[BEGIN]
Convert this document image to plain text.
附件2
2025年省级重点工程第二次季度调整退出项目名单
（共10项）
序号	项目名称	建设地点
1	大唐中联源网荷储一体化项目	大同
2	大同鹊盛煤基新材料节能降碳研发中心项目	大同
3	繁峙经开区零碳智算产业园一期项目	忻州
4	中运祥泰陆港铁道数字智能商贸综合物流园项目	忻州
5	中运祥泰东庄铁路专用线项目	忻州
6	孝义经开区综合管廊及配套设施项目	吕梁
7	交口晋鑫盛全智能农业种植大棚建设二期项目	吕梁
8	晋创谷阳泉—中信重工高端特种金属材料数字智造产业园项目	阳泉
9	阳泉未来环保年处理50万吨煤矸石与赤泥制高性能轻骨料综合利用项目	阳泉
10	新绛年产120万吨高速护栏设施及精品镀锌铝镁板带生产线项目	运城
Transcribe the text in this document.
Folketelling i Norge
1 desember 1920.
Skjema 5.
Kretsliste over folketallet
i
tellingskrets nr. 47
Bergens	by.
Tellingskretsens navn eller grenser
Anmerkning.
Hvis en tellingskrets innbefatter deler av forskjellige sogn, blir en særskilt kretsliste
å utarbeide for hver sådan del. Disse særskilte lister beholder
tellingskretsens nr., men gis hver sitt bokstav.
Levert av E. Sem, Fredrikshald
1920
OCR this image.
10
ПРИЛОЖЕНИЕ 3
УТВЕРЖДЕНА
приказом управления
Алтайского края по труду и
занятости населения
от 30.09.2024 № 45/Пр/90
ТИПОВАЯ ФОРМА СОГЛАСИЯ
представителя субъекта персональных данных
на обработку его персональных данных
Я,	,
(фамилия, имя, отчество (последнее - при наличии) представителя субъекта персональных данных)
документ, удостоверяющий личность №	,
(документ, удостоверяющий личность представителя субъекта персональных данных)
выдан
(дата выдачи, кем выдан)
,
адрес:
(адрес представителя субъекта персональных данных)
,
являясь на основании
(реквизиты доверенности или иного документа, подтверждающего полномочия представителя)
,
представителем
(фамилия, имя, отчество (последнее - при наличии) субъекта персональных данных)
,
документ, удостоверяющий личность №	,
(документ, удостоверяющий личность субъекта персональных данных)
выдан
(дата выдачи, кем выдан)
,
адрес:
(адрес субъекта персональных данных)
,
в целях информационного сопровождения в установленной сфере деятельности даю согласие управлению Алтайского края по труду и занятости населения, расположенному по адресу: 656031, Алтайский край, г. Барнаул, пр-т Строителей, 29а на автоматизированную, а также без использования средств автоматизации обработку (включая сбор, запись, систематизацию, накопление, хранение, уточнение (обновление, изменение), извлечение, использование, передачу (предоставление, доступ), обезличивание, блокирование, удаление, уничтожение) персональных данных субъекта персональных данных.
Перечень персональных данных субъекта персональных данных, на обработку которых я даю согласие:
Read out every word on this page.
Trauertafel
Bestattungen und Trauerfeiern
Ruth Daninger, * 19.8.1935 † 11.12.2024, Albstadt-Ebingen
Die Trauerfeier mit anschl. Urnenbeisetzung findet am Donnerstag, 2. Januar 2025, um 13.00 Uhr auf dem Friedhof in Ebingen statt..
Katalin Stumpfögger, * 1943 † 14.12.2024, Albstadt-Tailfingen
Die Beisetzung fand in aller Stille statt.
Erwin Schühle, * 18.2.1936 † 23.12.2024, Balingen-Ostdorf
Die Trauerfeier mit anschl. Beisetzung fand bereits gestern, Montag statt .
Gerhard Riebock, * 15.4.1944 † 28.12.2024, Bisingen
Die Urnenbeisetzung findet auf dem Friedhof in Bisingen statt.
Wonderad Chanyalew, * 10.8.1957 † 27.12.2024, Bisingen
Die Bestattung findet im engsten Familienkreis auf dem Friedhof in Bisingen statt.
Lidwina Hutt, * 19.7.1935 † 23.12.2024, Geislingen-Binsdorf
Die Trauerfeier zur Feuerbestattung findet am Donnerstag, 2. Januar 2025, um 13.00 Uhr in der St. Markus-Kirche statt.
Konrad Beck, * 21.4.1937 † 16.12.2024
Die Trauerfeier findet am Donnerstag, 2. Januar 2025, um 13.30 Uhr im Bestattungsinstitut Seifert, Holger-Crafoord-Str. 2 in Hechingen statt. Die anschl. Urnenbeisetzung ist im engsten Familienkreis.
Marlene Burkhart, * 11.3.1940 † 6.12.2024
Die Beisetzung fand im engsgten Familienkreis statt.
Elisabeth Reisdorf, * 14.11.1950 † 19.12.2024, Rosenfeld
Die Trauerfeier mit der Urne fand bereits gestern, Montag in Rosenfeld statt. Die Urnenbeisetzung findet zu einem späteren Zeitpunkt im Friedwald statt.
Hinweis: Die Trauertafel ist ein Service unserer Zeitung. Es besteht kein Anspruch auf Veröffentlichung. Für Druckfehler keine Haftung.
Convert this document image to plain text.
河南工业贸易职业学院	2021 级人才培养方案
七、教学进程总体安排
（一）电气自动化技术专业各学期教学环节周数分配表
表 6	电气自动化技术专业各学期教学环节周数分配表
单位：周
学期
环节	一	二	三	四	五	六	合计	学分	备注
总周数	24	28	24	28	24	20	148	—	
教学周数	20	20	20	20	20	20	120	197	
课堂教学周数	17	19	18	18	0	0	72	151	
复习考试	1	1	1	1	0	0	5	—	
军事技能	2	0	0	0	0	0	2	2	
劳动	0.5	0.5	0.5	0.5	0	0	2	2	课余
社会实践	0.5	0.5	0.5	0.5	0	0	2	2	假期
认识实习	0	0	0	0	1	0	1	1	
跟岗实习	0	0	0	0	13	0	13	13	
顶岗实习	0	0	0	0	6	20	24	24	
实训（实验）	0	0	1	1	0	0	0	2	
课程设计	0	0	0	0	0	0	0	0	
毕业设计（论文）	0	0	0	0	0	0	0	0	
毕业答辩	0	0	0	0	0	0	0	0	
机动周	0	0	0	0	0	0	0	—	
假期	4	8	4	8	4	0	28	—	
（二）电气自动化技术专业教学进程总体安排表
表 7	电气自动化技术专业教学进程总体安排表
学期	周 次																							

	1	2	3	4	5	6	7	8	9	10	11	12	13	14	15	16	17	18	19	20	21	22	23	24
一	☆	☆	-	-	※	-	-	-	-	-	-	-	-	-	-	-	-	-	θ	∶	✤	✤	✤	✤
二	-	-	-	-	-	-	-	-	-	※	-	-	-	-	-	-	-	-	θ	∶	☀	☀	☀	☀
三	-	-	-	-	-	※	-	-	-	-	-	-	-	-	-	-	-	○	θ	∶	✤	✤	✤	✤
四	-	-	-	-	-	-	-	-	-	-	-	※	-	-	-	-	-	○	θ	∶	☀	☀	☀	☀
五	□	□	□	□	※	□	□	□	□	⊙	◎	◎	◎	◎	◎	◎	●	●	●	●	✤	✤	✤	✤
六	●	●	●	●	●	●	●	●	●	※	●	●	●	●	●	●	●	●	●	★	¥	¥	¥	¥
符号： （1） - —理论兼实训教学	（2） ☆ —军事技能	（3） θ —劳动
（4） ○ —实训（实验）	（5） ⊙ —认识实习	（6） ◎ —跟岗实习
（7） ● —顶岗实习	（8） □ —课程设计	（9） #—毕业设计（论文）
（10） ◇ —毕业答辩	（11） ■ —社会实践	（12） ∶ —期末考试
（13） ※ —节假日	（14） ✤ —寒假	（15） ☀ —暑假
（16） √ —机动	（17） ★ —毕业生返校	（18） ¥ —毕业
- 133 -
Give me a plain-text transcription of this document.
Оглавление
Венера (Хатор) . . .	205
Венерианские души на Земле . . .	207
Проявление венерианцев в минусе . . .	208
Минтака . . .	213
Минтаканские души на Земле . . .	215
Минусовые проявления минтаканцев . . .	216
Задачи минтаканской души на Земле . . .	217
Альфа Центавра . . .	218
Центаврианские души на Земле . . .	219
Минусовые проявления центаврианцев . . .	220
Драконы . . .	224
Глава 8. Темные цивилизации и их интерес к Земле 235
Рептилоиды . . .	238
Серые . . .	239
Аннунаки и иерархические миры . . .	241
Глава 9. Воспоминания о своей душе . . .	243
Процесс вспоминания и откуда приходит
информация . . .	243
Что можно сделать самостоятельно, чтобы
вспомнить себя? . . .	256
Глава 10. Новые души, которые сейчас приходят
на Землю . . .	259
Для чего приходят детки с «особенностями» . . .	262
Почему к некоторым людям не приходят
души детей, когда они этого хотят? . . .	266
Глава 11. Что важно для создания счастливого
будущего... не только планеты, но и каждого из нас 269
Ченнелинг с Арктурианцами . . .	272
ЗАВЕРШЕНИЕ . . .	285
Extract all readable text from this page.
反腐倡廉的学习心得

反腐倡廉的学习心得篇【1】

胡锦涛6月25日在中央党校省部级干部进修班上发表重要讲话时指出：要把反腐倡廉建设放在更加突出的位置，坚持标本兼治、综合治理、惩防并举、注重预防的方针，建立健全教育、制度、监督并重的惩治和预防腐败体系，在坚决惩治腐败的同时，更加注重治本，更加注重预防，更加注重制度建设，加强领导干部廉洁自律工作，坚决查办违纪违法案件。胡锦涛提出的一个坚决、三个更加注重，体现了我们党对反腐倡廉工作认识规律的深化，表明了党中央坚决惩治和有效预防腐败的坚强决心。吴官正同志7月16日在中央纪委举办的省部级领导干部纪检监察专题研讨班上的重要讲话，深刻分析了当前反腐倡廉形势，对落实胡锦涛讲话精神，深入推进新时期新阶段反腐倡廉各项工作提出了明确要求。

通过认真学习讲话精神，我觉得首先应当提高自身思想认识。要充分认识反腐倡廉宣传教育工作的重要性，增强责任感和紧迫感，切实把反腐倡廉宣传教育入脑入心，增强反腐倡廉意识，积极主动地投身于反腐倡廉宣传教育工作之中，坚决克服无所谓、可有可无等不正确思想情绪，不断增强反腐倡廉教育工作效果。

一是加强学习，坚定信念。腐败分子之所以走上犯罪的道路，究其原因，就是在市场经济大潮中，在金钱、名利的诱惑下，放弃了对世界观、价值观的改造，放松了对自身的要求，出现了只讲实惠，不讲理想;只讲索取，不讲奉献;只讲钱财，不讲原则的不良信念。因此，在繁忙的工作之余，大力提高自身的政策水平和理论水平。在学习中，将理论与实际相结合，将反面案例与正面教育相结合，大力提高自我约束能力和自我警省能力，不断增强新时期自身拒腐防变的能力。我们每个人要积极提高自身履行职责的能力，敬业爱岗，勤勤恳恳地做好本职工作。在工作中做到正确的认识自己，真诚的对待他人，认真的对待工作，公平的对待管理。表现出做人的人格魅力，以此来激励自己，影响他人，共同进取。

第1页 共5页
[END]
■ **STATED PROBLEM**: Could you quote, exactly as they appear, the line containing "Extract all readable text from this page." and every line after it to the end of the records above?

■ **OUTPUT OF THE EXERCISE**:
Extract all readable text from this page.
反腐倡廉的学习心得

反腐倡廉的学习心得篇【1】

胡锦涛6月25日在中央党校省部级干部进修班上发表重要讲话时指出：要把反腐倡廉建设放在更加突出的位置，坚持标本兼治、综合治理、惩防并举、注重预防的方针，建立健全教育、制度、监督并重的惩治和预防腐败体系，在坚决惩治腐败的同时，更加注重治本，更加注重预防，更加注重制度建设，加强领导干部廉洁自律工作，坚决查办违纪违法案件。胡锦涛提出的一个坚决、三个更加注重，体现了我们党对反腐倡廉工作认识规律的深化，表明了党中央坚决惩治和有效预防腐败的坚强决心。吴官正同志7月16日在中央纪委举办的省部级领导干部纪检监察专题研讨班上的重要讲话，深刻分析了当前反腐倡廉形势，对落实胡锦涛讲话精神，深入推进新时期新阶段反腐倡廉各项工作提出了明确要求。

通过认真学习讲话精神，我觉得首先应当提高自身思想认识。要充分认识反腐倡廉宣传教育工作的重要性，增强责任感和紧迫感，切实把反腐倡廉宣传教育入脑入心，增强反腐倡廉意识，积极主动地投身于反腐倡廉宣传教育工作之中，坚决克服无所谓、可有可无等不正确思想情绪，不断增强反腐倡廉教育工作效果。

一是加强学习，坚定信念。腐败分子之所以走上犯罪的道路，究其原因，就是在市场经济大潮中，在金钱、名利的诱惑下，放弃了对世界观、价值观的改造，放松了对自身的要求，出现了只讲实惠，不讲理想;只讲索取，不讲奉献;只讲钱财，不讲原则的不良信念。因此，在繁忙的工作之余，大力提高自身的政策水平和理论水平。在学习中，将理论与实际相结合，将反面案例与正面教育相结合，大力提高自我约束能力和自我警省能力，不断增强新时期自身拒腐防变的能力。我们每个人要积极提高自身履行职责的能力，敬业爱岗，勤勤恳恳地做好本职工作。在工作中做到正确的认识自己，真诚的对待他人，认真的对待工作，公平的对待管理。表现出做人的人格魅力，以此来激励自己，影响他人，共同进取。

第1页 共5页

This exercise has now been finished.